■ WHAT IS ASKED: Each line containing the word "виса" must be collected.

■ WORKING DATA:

------

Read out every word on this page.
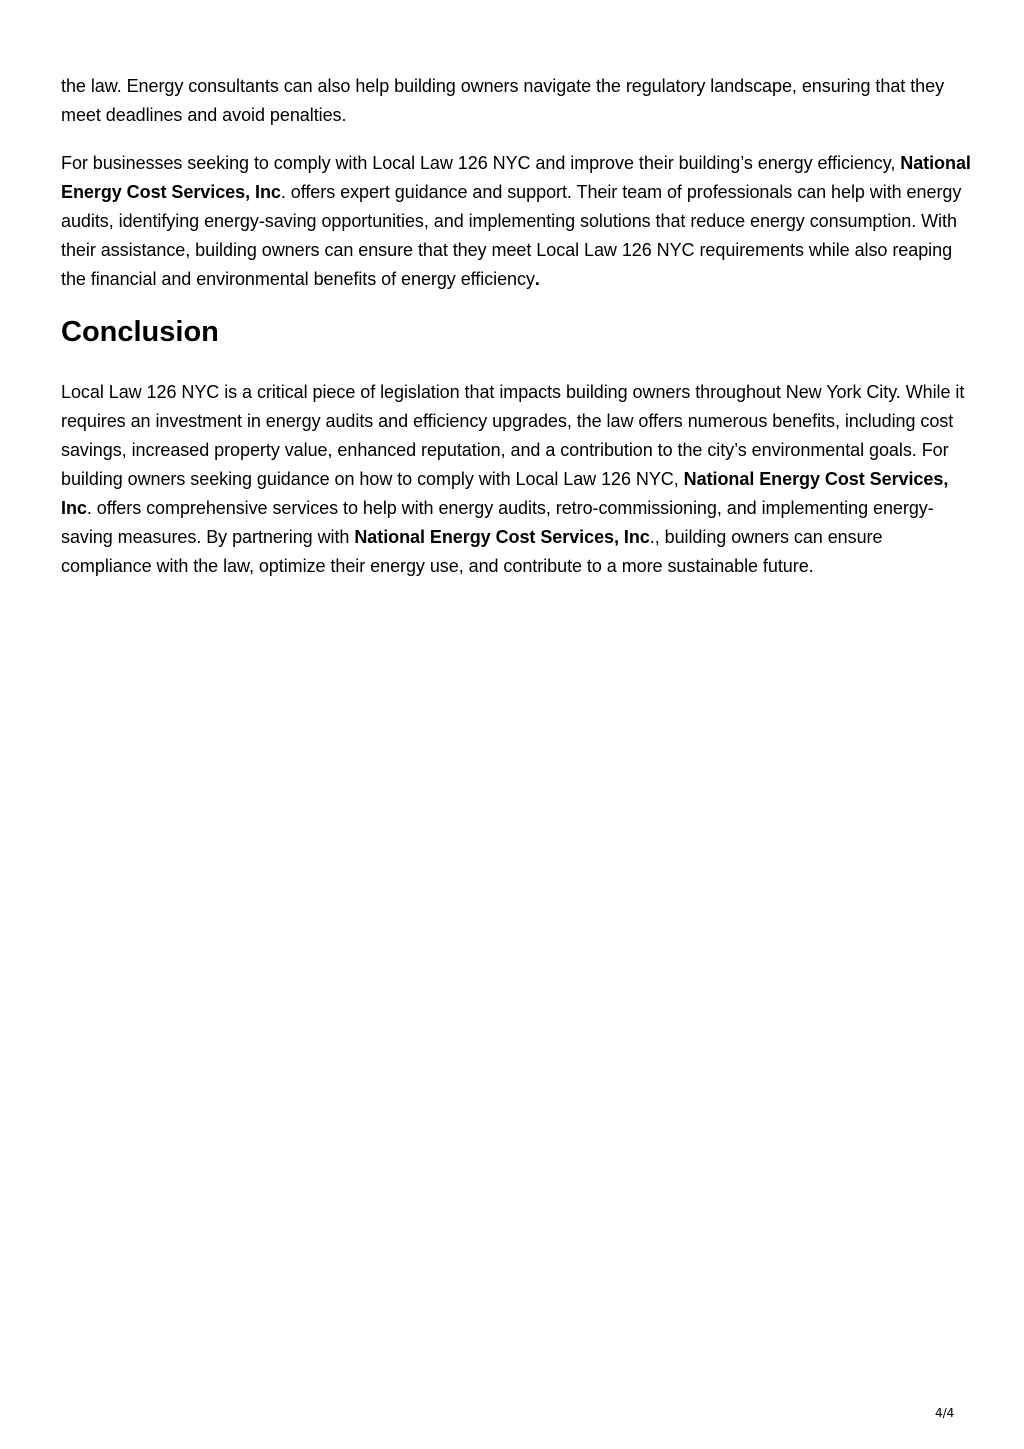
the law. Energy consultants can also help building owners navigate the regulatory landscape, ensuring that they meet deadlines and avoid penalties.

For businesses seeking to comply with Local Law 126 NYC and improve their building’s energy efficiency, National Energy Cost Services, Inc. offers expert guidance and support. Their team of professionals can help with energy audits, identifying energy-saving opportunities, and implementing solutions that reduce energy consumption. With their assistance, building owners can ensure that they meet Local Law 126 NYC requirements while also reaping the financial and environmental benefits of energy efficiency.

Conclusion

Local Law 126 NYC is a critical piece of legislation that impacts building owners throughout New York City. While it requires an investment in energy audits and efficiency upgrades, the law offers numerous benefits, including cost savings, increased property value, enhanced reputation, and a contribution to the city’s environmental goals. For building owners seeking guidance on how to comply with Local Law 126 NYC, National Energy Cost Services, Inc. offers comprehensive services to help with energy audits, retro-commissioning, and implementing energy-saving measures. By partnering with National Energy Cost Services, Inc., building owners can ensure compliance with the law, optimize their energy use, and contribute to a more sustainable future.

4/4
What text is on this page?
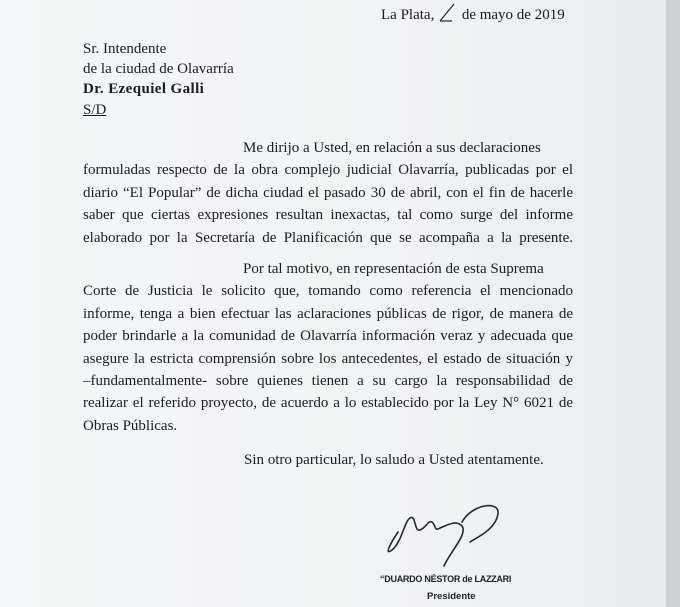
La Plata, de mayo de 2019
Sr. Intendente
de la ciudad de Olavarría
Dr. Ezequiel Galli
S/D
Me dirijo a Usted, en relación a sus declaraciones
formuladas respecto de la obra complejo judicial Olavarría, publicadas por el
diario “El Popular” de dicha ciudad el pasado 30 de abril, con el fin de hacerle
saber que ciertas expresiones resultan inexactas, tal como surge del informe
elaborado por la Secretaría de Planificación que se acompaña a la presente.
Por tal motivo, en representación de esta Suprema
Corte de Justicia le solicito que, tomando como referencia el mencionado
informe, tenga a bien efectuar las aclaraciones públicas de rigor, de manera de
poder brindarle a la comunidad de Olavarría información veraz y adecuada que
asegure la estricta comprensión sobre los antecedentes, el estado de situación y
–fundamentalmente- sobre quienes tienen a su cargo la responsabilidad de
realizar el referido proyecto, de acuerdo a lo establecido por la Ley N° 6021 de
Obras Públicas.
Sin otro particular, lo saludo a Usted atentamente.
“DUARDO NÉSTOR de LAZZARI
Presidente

------

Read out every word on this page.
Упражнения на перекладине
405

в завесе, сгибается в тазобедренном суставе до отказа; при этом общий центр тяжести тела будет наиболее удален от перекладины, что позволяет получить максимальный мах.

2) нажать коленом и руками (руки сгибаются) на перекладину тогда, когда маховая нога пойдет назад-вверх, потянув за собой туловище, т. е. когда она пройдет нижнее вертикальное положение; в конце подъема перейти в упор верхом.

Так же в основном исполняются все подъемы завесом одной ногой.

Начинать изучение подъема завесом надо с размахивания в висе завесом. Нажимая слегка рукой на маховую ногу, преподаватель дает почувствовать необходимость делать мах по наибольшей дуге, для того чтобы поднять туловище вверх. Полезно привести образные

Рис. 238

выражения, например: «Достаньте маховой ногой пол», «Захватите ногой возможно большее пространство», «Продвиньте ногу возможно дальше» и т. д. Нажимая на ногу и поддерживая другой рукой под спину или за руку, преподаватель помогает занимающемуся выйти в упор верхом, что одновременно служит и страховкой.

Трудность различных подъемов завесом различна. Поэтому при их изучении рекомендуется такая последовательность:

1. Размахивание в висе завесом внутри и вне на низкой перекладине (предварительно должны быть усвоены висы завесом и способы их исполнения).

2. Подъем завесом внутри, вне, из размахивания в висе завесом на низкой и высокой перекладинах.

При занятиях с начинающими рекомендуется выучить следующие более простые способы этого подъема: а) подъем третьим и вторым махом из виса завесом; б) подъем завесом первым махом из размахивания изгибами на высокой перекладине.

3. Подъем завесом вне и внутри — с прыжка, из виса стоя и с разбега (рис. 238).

------

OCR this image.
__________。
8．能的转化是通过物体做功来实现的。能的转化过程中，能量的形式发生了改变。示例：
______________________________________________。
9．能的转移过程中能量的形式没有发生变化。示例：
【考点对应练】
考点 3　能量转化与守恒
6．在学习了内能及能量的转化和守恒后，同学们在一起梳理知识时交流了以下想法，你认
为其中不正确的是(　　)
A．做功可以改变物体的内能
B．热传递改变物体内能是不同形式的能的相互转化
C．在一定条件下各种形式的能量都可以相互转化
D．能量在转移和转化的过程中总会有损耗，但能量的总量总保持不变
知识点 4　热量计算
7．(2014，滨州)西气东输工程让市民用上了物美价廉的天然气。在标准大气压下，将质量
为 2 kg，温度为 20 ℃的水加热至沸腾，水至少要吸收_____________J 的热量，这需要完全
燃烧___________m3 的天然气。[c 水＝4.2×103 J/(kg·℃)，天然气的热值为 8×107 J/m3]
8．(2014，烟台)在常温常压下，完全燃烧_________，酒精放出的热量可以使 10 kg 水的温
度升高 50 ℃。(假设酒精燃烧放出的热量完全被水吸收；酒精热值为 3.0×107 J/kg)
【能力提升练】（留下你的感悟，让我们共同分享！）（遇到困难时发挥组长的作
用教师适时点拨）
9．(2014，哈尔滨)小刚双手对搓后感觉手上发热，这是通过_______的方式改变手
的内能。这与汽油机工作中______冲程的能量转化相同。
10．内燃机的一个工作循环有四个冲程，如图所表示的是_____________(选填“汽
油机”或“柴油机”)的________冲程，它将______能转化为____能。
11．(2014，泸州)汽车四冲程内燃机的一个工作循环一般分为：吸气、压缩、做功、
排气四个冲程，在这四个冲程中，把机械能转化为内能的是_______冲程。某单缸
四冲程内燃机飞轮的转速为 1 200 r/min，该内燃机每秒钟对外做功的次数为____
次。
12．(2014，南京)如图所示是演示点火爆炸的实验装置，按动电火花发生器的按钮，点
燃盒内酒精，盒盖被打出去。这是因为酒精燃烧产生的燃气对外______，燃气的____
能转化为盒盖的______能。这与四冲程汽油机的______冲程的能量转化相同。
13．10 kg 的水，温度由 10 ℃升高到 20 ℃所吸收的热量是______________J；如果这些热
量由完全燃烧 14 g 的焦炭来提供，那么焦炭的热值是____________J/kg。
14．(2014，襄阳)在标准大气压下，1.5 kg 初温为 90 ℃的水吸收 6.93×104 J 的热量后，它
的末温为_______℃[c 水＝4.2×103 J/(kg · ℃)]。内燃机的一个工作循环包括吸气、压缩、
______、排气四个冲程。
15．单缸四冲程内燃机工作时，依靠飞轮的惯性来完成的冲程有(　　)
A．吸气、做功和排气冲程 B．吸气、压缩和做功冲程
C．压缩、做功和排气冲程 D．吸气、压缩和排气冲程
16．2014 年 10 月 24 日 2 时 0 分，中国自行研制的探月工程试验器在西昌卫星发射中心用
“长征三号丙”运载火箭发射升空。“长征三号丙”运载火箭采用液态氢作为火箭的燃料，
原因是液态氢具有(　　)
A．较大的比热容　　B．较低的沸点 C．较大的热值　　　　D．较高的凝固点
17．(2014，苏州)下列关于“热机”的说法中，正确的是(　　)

------

■ EXERCISE RESPONSE:
При занятиях с начинающими рекомендуется выучить следующие более простые способы этого подъема: а) подъем третьим и вторым махом из виса завесом; б) подъем завесом первым махом из размахивания изгибами на высокой перекладине.
3. Подъем завесом вне и внутри — с прыжка, из виса стоя и с разбега (рис. 238).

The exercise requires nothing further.